(Records excerpted from a collection)
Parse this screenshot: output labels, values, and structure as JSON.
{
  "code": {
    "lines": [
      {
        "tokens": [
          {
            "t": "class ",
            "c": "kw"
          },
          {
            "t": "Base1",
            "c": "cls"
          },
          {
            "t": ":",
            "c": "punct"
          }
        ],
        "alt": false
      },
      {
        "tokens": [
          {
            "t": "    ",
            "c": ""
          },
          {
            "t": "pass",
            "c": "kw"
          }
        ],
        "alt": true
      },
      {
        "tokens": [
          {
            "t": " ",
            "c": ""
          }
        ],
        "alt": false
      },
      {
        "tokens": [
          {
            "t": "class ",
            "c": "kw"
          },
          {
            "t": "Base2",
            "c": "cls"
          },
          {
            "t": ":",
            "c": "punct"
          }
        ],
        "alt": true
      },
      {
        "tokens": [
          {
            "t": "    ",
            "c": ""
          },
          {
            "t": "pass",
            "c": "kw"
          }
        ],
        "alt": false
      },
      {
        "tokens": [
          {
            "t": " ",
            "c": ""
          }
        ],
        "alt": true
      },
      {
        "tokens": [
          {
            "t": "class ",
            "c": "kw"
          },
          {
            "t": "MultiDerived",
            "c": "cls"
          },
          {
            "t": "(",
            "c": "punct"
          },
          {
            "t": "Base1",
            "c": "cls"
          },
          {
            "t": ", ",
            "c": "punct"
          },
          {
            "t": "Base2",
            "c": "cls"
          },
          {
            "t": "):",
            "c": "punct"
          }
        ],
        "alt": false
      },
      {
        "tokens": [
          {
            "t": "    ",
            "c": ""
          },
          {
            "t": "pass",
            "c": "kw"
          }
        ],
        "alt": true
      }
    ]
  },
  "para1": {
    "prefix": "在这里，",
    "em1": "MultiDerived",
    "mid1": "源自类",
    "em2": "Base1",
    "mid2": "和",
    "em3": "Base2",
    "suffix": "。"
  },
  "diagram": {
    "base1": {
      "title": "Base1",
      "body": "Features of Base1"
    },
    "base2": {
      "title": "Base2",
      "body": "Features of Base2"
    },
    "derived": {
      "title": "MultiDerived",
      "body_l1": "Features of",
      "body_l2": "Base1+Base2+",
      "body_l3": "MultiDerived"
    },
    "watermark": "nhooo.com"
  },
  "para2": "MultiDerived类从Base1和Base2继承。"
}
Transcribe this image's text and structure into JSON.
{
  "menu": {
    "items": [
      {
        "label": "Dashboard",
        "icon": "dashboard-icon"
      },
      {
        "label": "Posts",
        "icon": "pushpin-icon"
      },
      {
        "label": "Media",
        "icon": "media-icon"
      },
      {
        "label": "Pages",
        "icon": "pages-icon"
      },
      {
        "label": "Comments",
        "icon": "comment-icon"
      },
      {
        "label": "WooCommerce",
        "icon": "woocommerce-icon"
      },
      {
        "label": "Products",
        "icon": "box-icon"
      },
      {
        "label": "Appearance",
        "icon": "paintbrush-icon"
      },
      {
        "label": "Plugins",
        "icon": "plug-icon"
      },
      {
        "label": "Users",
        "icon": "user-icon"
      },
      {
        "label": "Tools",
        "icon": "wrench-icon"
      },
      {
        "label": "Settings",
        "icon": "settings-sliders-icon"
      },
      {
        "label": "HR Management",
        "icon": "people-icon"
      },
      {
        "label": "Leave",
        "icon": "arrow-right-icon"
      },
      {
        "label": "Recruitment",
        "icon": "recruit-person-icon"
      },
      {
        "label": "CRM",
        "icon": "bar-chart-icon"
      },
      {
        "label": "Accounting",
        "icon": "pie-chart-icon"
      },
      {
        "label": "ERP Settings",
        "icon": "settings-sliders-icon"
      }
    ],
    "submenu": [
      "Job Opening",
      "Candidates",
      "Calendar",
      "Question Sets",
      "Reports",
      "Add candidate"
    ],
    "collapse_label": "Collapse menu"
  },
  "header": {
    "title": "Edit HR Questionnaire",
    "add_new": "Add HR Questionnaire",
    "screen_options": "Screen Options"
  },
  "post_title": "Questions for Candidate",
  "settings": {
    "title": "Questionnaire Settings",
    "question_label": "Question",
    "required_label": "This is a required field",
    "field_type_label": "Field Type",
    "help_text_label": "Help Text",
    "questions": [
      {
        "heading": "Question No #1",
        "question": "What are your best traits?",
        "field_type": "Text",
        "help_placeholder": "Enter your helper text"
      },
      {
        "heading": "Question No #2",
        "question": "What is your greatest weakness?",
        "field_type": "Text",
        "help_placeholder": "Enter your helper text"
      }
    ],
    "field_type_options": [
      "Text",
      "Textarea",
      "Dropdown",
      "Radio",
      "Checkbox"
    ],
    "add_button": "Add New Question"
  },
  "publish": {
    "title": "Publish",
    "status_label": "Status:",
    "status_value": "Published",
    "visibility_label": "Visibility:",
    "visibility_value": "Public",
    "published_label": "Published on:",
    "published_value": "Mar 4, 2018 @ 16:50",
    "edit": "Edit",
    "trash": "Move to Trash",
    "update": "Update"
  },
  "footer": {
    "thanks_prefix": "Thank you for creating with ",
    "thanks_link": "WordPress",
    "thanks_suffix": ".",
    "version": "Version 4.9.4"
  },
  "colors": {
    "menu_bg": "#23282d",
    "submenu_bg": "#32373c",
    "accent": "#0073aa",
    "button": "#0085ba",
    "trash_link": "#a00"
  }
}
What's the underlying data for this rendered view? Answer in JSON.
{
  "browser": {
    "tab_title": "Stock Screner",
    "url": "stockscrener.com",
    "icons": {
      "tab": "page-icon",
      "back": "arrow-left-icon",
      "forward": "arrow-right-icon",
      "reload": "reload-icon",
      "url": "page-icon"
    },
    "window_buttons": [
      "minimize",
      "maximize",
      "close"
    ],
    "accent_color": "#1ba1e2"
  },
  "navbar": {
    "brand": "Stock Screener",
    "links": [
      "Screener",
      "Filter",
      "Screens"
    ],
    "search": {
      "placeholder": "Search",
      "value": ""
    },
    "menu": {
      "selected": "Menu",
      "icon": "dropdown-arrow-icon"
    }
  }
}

THE PROBLEM: Return all of the data precisely as it appears.

EXPECTED OUTPUT:
Parse this screenshot: output labels, values, and structure as JSON.
{
  "code": {
    "lines": [
      {
        "tokens": [
          {
            "t": "class ",
            "c": "kw"
          },
          {
            "t": "Base1",
            "c": "cls"
          },
          {
            "t": ":",
            "c": "punct"
          }
        ],
        "alt": false
      },
      {
        "tokens": [
          {
            "t": "    ",
            "c": ""
          },
          {
            "t": "pass",
            "c": "kw"
          }
        ],
        "alt": true
      },
      {
        "tokens": [
          {
            "t": " ",
            "c": ""
          }
        ],
        "alt": false
      },
      {
        "tokens": [
          {
            "t": "class ",
            "c": "kw"
          },
          {
            "t": "Base2",
            "c": "cls"
          },
          {
            "t": ":",
            "c": "punct"
          }
        ],
        "alt": true
      },
      {
        "tokens": [
          {
            "t": "    ",
            "c": ""
          },
          {
            "t": "pass",
            "c": "kw"
          }
        ],
        "alt": false
      },
      {
        "tokens": [
          {
            "t": " ",
            "c": ""
          }
        ],
        "alt": true
      },
      {
        "tokens": [
          {
            "t": "class ",
            "c": "kw"
          },
          {
            "t": "MultiDerived",
            "c": "cls"
          },
          {
            "t": "(",
            "c": "punct"
          },
          {
            "t": "Base1",
            "c": "cls"
          },
          {
            "t": ", ",
            "c": "punct"
          },
          {
            "t": "Base2",
            "c": "cls"
          },
          {
            "t": "):",
            "c": "punct"
          }
        ],
        "alt": false
      },
      {
        "tokens": [
          {
            "t": "    ",
            "c": ""
          },
          {
            "t": "pass",
            "c": "kw"
          }
        ],
        "alt": true
      }
    ]
  },
  "para1": {
    "prefix": "在这里，",
    "em1": "MultiDerived",
    "mid1": "源自类",
    "em2": "Base1",
    "mid2": "和",
    "em3": "Base2",
    "suffix": "。"
  },
  "diagram": {
    "base1": {
      "title": "Base1",
      "body": "Features of Base1"
    },
    "base2": {
      "title": "Base2",
      "body": "Features of Base2"
    },
    "derived": {
      "title": "MultiDerived",
      "body_l1": "Features of",
      "body_l2": "Base1+Base2+",
      "body_l3": "MultiDerived"
    },
    "watermark": "nhooo.com"
  },
  "para2": "MultiDerived类从Base1和Base2继承。"
}
Transcribe this image's text and structure into JSON.
{
  "menu": {
    "items": [
      {
        "label": "Dashboard",
        "icon": "dashboard-icon"
      },
      {
        "label": "Posts",
        "icon": "pushpin-icon"
      },
      {
        "label": "Media",
        "icon": "media-icon"
      },
      {
        "label": "Pages",
        "icon": "pages-icon"
      },
      {
        "label": "Comments",
        "icon": "comment-icon"
      },
      {
        "label": "WooCommerce",
        "icon": "woocommerce-icon"
      },
      {
        "label": "Products",
        "icon": "box-icon"
      },
      {
        "label": "Appearance",
        "icon": "paintbrush-icon"
      },
      {
        "label": "Plugins",
        "icon": "plug-icon"
      },
      {
        "label": "Users",
        "icon": "user-icon"
      },
      {
        "label": "Tools",
        "icon": "wrench-icon"
      },
      {
        "label": "Settings",
        "icon": "settings-sliders-icon"
      },
      {
        "label": "HR Management",
        "icon": "people-icon"
      },
      {
        "label": "Leave",
        "icon": "arrow-right-icon"
      },
      {
        "label": "Recruitment",
        "icon": "recruit-person-icon"
      },
      {
        "label": "CRM",
        "icon": "bar-chart-icon"
      },
      {
        "label": "Accounting",
        "icon": "pie-chart-icon"
      },
      {
        "label": "ERP Settings",
        "icon": "settings-sliders-icon"
      }
    ],
    "submenu": [
      "Job Opening",
      "Candidates",
      "Calendar",
      "Question Sets",
      "Reports",
      "Add candidate"
    ],
    "collapse_label": "Collapse menu"
  },
  "header": {
    "title": "Edit HR Questionnaire",
    "add_new": "Add HR Questionnaire",
    "screen_options": "Screen Options"
  },
  "post_title": "Questions for Candidate",
  "settings": {
    "title": "Questionnaire Settings",
    "question_label": "Question",
    "required_label": "This is a required field",
    "field_type_label": "Field Type",
    "help_text_label": "Help Text",
    "questions": [
      {
        "heading": "Question No #1",
        "question": "What are your best traits?",
        "field_type": "Text",
        "help_placeholder": "Enter your helper text"
      },
      {
        "heading": "Question No #2",
        "question": "What is your greatest weakness?",
        "field_type": "Text",
        "help_placeholder": "Enter your helper text"
      }
    ],
    "field_type_options": [
      "Text",
      "Textarea",
      "Dropdown",
      "Radio",
      "Checkbox"
    ],
    "add_button": "Add New Question"
  },
  "publish": {
    "title": "Publish",
    "status_label": "Status:",
    "status_value": "Published",
    "visibility_label": "Visibility:",
    "visibility_value": "Public",
    "published_label": "Published on:",
    "published_value": "Mar 4, 2018 @ 16:50",
    "edit": "Edit",
    "trash": "Move to Trash",
    "update": "Update"
  },
  "footer": {
    "thanks_prefix": "Thank you for creating with ",
    "thanks_link": "WordPress",
    "thanks_suffix": ".",
    "version": "Version 4.9.4"
  },
  "colors": {
    "menu_bg": "#23282d",
    "submenu_bg": "#32373c",
    "accent": "#0073aa",
    "button": "#0085ba",
    "trash_link": "#a00"
  }
}
What's the underlying data for this rendered view? Answer in JSON.
{
  "browser": {
    "tab_title": "Stock Screner",
    "url": "stockscrener.com",
    "icons": {
      "tab": "page-icon",
      "back": "arrow-left-icon",
      "forward": "arrow-right-icon",
      "reload": "reload-icon",
      "url": "page-icon"
    },
    "window_buttons": [
      "minimize",
      "maximize",
      "close"
    ],
    "accent_color": "#1ba1e2"
  },
  "navbar": {
    "brand": "Stock Screener",
    "links": [
      "Screener",
      "Filter",
      "Screens"
    ],
    "search": {
      "placeholder": "Search",
      "value": ""
    },
    "menu": {
      "selected": "Menu",
      "icon": "dropdown-arrow-icon"
    }
  }
}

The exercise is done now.